• AIM: Copy word for word the stretch of rows from the first row through the line that contains "svg-text:37,077: 37,077 —", including both ends.

[Rows from a layout dataset]
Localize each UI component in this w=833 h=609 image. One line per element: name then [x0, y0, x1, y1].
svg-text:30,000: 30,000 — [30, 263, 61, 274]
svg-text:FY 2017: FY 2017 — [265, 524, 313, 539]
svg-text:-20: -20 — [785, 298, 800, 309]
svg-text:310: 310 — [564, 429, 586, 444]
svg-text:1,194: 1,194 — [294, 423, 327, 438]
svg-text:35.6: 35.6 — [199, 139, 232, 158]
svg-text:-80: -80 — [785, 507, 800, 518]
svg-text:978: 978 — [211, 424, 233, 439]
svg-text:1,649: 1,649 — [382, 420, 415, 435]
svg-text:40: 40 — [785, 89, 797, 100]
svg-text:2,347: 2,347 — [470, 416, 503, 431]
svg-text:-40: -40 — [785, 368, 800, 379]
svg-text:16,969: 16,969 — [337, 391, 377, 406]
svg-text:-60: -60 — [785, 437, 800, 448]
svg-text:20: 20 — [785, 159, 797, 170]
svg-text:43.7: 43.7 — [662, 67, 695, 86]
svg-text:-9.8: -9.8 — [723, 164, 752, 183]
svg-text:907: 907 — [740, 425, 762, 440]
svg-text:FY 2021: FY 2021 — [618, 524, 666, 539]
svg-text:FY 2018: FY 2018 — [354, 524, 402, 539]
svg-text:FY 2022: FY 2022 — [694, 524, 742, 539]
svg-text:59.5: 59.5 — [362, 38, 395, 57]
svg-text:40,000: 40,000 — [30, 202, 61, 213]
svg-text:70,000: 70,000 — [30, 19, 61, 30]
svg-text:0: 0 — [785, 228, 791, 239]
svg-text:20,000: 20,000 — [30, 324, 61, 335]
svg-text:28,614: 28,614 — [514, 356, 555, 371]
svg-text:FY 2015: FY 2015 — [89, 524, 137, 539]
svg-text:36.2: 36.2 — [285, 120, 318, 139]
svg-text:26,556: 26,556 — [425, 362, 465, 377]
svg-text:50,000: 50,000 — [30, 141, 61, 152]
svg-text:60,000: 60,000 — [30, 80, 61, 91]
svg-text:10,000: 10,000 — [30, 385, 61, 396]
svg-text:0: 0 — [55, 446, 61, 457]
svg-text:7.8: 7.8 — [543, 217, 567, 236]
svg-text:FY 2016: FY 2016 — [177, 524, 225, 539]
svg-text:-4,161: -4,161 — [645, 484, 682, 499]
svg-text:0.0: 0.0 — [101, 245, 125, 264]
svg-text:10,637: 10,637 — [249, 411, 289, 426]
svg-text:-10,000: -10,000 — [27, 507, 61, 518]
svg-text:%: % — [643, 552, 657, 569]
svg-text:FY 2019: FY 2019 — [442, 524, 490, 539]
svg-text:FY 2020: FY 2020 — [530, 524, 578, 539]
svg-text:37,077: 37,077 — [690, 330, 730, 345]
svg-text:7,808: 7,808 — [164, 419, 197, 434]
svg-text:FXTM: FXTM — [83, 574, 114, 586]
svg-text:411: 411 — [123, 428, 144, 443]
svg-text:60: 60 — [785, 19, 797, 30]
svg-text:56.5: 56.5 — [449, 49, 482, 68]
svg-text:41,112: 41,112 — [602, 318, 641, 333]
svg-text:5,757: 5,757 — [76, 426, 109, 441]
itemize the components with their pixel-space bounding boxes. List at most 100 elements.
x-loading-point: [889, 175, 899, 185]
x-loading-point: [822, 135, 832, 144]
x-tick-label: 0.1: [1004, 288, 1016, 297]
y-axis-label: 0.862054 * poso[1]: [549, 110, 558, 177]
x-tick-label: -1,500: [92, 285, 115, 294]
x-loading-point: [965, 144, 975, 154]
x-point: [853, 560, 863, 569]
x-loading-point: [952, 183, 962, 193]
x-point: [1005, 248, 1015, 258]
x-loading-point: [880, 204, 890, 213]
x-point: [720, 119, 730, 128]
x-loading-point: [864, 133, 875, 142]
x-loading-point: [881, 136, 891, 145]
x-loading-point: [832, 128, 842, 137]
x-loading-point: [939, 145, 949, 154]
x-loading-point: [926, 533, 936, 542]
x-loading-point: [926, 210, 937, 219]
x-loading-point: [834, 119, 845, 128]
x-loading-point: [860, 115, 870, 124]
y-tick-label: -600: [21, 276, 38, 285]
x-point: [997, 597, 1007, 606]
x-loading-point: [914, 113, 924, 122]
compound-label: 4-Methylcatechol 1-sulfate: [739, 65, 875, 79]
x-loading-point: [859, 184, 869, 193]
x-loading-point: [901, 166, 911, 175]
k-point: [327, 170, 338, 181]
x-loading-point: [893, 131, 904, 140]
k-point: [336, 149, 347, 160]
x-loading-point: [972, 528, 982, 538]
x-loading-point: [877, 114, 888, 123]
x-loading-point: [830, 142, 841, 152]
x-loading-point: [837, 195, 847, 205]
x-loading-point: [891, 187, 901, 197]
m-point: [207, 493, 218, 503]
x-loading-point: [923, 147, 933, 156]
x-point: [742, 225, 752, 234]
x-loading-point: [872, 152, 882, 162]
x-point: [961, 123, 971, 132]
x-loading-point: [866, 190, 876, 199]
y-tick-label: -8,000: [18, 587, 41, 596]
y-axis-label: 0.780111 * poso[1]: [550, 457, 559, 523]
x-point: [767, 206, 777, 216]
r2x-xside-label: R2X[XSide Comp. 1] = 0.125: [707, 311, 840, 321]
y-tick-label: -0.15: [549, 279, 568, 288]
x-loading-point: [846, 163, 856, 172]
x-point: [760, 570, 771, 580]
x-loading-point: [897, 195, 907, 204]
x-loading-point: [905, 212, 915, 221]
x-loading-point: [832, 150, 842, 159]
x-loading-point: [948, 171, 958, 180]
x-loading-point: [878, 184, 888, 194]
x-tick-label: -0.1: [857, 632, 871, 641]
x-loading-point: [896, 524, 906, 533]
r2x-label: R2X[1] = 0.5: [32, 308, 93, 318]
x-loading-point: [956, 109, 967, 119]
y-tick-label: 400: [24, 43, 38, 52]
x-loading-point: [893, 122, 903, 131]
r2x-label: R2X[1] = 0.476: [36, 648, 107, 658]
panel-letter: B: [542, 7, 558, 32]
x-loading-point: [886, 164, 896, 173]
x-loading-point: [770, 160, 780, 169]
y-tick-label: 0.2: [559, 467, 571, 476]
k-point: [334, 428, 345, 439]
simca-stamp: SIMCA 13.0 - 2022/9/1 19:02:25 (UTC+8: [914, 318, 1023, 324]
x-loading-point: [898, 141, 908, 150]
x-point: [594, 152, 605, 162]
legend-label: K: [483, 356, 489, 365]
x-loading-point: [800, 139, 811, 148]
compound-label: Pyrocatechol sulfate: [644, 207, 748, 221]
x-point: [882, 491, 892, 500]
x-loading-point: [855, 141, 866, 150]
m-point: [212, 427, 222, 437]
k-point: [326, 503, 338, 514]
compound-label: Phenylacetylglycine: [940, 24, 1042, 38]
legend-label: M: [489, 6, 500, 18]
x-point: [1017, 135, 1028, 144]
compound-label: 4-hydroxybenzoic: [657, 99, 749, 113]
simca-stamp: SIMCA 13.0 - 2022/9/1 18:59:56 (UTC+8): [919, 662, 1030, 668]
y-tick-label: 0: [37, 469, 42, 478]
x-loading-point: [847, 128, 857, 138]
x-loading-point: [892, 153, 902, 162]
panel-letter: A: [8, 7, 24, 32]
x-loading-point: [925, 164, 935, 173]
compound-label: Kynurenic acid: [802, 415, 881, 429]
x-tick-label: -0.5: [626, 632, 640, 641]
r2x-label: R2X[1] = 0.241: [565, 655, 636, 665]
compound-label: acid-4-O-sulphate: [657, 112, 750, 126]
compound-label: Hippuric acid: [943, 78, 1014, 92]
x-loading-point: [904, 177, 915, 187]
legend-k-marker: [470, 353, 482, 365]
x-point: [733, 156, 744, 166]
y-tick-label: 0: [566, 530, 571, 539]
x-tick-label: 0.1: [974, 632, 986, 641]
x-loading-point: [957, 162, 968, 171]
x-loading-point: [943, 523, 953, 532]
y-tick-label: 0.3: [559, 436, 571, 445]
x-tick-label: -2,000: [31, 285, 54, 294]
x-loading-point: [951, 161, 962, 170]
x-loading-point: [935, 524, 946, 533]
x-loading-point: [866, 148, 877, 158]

• OUTPUT:
Localize each UI component in this w=833 h=609 image. One line per element: name then [x0, y0, x1, y1].
svg-text:30,000: 30,000 — [30, 263, 61, 274]
svg-text:FY 2017: FY 2017 — [265, 524, 313, 539]
svg-text:-20: -20 — [785, 298, 800, 309]
svg-text:310: 310 — [564, 429, 586, 444]
svg-text:1,194: 1,194 — [294, 423, 327, 438]
svg-text:35.6: 35.6 — [199, 139, 232, 158]
svg-text:-80: -80 — [785, 507, 800, 518]
svg-text:978: 978 — [211, 424, 233, 439]
svg-text:1,649: 1,649 — [382, 420, 415, 435]
svg-text:40: 40 — [785, 89, 797, 100]
svg-text:2,347: 2,347 — [470, 416, 503, 431]
svg-text:-40: -40 — [785, 368, 800, 379]
svg-text:16,969: 16,969 — [337, 391, 377, 406]
svg-text:-60: -60 — [785, 437, 800, 448]
svg-text:20: 20 — [785, 159, 797, 170]
svg-text:43.7: 43.7 — [662, 67, 695, 86]
svg-text:-9.8: -9.8 — [723, 164, 752, 183]
svg-text:907: 907 — [740, 425, 762, 440]
svg-text:FY 2021: FY 2021 — [618, 524, 666, 539]
svg-text:FY 2018: FY 2018 — [354, 524, 402, 539]
svg-text:FY 2022: FY 2022 — [694, 524, 742, 539]
svg-text:59.5: 59.5 — [362, 38, 395, 57]
svg-text:40,000: 40,000 — [30, 202, 61, 213]
svg-text:70,000: 70,000 — [30, 19, 61, 30]
svg-text:0: 0 — [785, 228, 791, 239]
svg-text:20,000: 20,000 — [30, 324, 61, 335]
svg-text:28,614: 28,614 — [514, 356, 555, 371]
svg-text:FY 2015: FY 2015 — [89, 524, 137, 539]
svg-text:36.2: 36.2 — [285, 120, 318, 139]
svg-text:26,556: 26,556 — [425, 362, 465, 377]
svg-text:50,000: 50,000 — [30, 141, 61, 152]
svg-text:60,000: 60,000 — [30, 80, 61, 91]
svg-text:10,000: 10,000 — [30, 385, 61, 396]
svg-text:0: 0 — [55, 446, 61, 457]
svg-text:7.8: 7.8 — [543, 217, 567, 236]
svg-text:FY 2016: FY 2016 — [177, 524, 225, 539]
svg-text:-4,161: -4,161 — [645, 484, 682, 499]
svg-text:0.0: 0.0 — [101, 245, 125, 264]
svg-text:10,637: 10,637 — [249, 411, 289, 426]
svg-text:-10,000: -10,000 — [27, 507, 61, 518]
svg-text:%: % — [643, 552, 657, 569]
svg-text:FY 2019: FY 2019 — [442, 524, 490, 539]
svg-text:FY 2020: FY 2020 — [530, 524, 578, 539]
svg-text:37,077: 37,077 — [690, 330, 730, 345]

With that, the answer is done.